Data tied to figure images
%%
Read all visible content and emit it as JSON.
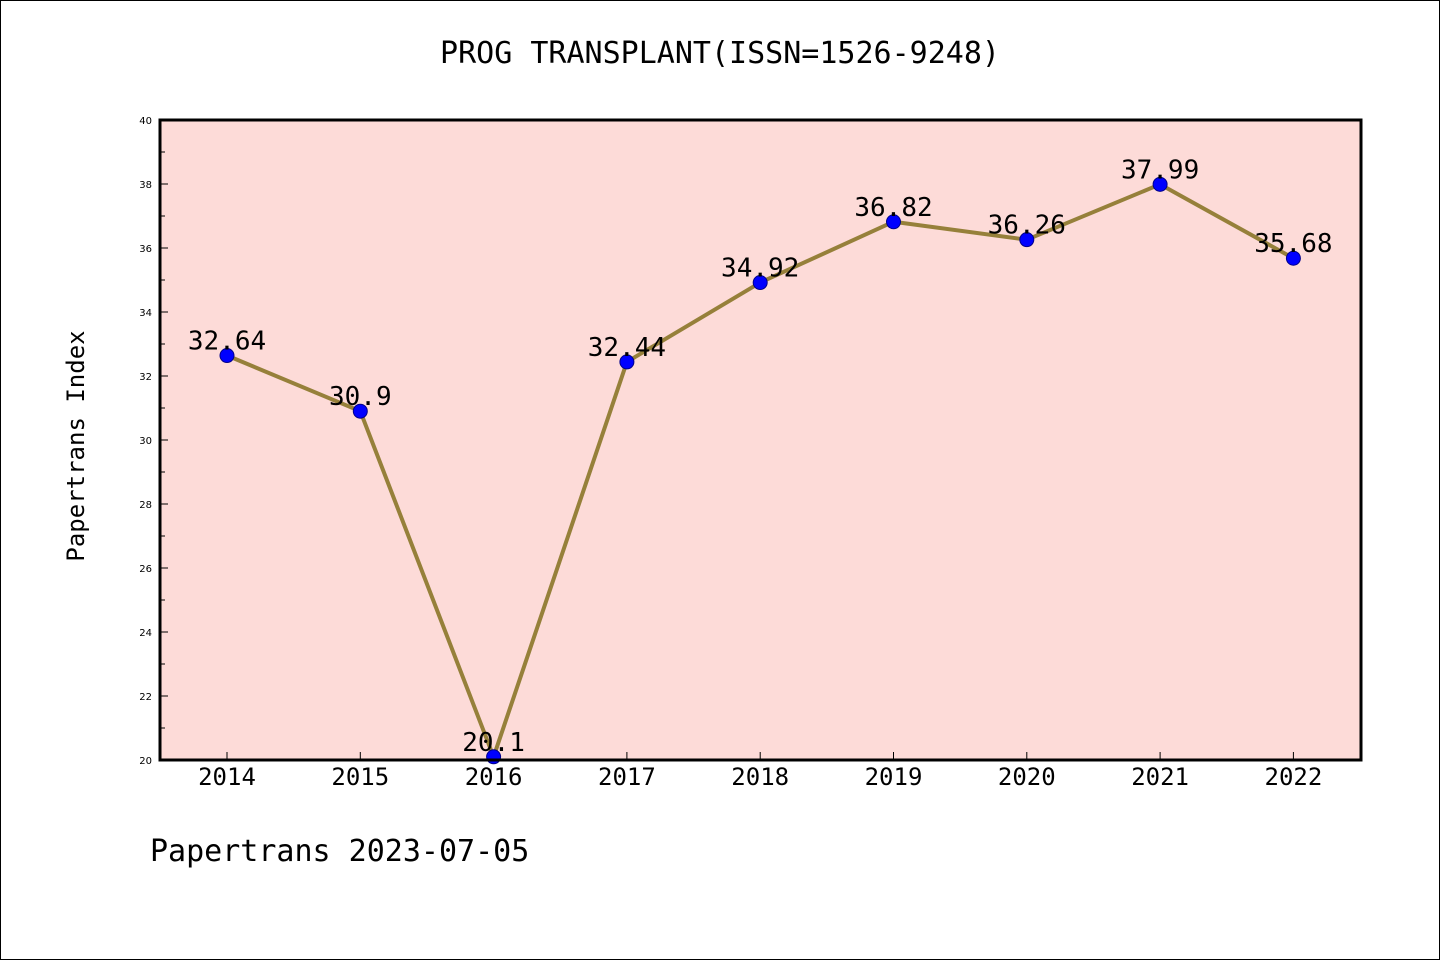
{
  "title": "PROG TRANSPLANT(ISSN=1526-9248)",
  "footer": "Papertrans 2023-07-05",
  "chart_data": {
    "type": "line",
    "title": "PROG TRANSPLANT(ISSN=1526-9248)",
    "xlabel": "",
    "ylabel": "Papertrans Index",
    "categories": [
      "2014",
      "2015",
      "2016",
      "2017",
      "2018",
      "2019",
      "2020",
      "2021",
      "2022"
    ],
    "values": [
      32.64,
      30.9,
      20.1,
      32.44,
      34.92,
      36.82,
      36.26,
      37.99,
      35.68
    ],
    "data_labels": [
      "32.64",
      "30.9",
      "20.1",
      "32.44",
      "34.92",
      "36.82",
      "36.26",
      "37.99",
      "35.68"
    ],
    "ylim": [
      20,
      40
    ],
    "yticks": [
      "20",
      "22",
      "24",
      "26",
      "28",
      "30",
      "32",
      "34",
      "36",
      "38",
      "40"
    ],
    "grid": false,
    "colors": {
      "plot_background": "#fddbd8",
      "line": "#96803a",
      "marker": "#0000ff",
      "marker_edge": "#00008b"
    }
  }
}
%%
■ What this task involves: Check each line above for the word "ISSN" and copy the ones that have it.

■ The answer:
  "title": "PROG TRANSPLANT(ISSN=1526-9248)",
    "title": "PROG TRANSPLANT(ISSN=1526-9248)",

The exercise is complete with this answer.